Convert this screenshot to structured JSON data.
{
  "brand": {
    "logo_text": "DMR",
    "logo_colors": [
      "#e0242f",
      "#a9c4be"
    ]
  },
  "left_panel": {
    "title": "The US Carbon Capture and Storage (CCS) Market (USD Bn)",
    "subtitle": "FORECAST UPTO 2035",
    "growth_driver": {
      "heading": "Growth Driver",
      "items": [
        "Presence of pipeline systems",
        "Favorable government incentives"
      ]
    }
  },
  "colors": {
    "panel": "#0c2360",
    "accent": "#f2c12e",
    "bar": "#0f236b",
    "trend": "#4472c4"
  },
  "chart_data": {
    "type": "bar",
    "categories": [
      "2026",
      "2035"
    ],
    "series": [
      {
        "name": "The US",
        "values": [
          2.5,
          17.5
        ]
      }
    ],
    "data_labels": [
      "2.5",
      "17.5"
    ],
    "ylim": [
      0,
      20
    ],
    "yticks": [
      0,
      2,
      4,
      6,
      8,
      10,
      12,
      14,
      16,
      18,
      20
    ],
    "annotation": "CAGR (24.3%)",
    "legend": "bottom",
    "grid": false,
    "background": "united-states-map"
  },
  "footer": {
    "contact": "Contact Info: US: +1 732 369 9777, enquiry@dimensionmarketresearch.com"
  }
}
┄┄┄┄┄┄┄┄┄┄
Task to carry out:
Print all of the entries again, exactly as written.

Solution to the exercise:
Convert this screenshot to structured JSON data.
{
  "brand": {
    "logo_text": "DMR",
    "logo_colors": [
      "#e0242f",
      "#a9c4be"
    ]
  },
  "left_panel": {
    "title": "The US Carbon Capture and Storage (CCS) Market (USD Bn)",
    "subtitle": "FORECAST UPTO 2035",
    "growth_driver": {
      "heading": "Growth Driver",
      "items": [
        "Presence of pipeline systems",
        "Favorable government incentives"
      ]
    }
  },
  "colors": {
    "panel": "#0c2360",
    "accent": "#f2c12e",
    "bar": "#0f236b",
    "trend": "#4472c4"
  },
  "chart_data": {
    "type": "bar",
    "categories": [
      "2026",
      "2035"
    ],
    "series": [
      {
        "name": "The US",
        "values": [
          2.5,
          17.5
        ]
      }
    ],
    "data_labels": [
      "2.5",
      "17.5"
    ],
    "ylim": [
      0,
      20
    ],
    "yticks": [
      0,
      2,
      4,
      6,
      8,
      10,
      12,
      14,
      16,
      18,
      20
    ],
    "annotation": "CAGR (24.3%)",
    "legend": "bottom",
    "grid": false,
    "background": "united-states-map"
  },
  "footer": {
    "contact": "Contact Info: US: +1 732 369 9777, enquiry@dimensionmarketresearch.com"
  }
}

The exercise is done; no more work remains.